Gather every line in the records below that contains the word "name".

[Stored entries]
··········

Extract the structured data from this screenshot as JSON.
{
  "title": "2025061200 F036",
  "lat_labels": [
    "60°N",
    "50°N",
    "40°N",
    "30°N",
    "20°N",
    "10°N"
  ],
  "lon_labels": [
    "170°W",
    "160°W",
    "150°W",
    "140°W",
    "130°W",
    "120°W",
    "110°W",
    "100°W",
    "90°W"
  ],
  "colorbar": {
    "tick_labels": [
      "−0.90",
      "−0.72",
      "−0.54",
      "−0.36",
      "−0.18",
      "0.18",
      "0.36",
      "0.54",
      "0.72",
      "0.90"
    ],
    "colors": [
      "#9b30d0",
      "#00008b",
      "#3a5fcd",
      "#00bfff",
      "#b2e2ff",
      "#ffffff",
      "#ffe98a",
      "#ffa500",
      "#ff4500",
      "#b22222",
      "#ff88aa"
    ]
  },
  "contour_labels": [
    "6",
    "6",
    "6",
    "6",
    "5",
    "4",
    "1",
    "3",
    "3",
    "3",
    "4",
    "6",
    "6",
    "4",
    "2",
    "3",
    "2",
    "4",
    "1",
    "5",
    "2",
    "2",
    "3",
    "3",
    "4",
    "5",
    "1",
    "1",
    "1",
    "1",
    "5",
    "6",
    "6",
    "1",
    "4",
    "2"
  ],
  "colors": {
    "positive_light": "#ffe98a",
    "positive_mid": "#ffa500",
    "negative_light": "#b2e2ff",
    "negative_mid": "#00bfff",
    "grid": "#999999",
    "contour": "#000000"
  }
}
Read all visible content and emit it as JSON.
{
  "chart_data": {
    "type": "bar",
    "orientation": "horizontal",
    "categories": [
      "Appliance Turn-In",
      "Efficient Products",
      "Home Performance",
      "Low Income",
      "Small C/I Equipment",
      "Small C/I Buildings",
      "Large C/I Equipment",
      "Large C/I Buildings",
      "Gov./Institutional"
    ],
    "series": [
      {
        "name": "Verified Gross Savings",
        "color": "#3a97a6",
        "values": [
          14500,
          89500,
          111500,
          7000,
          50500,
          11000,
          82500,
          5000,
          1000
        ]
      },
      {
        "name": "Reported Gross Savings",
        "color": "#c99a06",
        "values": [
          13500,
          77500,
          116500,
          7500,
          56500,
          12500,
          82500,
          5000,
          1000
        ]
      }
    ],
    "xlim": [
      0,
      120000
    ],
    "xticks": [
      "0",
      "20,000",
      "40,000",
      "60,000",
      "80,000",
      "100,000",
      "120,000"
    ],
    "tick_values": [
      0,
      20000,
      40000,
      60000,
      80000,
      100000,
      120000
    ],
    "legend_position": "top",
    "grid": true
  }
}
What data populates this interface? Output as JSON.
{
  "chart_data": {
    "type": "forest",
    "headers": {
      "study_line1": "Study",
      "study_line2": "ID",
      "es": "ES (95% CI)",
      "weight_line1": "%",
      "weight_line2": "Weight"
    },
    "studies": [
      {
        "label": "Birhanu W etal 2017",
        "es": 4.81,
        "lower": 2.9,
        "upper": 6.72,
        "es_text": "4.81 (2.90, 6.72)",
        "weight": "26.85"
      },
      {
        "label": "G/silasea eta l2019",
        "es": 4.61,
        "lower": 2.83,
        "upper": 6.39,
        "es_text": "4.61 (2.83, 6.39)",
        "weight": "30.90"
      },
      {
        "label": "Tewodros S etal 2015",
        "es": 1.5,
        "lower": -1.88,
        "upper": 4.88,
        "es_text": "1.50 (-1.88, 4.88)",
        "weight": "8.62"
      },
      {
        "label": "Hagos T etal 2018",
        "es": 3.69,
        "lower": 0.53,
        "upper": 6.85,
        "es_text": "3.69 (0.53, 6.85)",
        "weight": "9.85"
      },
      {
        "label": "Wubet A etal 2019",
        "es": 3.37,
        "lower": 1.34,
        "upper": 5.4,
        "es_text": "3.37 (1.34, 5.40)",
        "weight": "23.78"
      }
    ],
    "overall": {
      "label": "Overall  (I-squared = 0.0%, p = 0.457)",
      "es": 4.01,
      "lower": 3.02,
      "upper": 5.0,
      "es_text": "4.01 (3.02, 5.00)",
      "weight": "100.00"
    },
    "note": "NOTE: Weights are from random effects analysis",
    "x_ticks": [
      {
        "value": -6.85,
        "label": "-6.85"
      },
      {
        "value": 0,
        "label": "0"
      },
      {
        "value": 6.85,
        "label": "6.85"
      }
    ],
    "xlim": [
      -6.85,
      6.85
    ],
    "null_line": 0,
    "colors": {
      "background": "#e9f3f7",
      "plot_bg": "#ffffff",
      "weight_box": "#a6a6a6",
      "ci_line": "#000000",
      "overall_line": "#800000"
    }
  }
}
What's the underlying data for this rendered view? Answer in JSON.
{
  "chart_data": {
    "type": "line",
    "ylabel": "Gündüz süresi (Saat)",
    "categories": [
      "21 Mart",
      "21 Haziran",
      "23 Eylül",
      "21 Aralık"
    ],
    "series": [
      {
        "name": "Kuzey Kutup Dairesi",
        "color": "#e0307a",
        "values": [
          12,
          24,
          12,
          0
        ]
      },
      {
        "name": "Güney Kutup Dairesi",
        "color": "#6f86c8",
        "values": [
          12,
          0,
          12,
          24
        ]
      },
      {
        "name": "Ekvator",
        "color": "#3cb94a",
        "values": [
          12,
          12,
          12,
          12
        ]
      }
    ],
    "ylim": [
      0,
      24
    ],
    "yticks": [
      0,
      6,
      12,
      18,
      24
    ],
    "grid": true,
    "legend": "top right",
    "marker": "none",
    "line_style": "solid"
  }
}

··········

Finished answer
        "name": "Verified Gross Savings",
        "name": "Reported Gross Savings",
        "name": "Kuzey Kutup Dairesi",
        "name": "Güney Kutup Dairesi",
        "name": "Ekvator",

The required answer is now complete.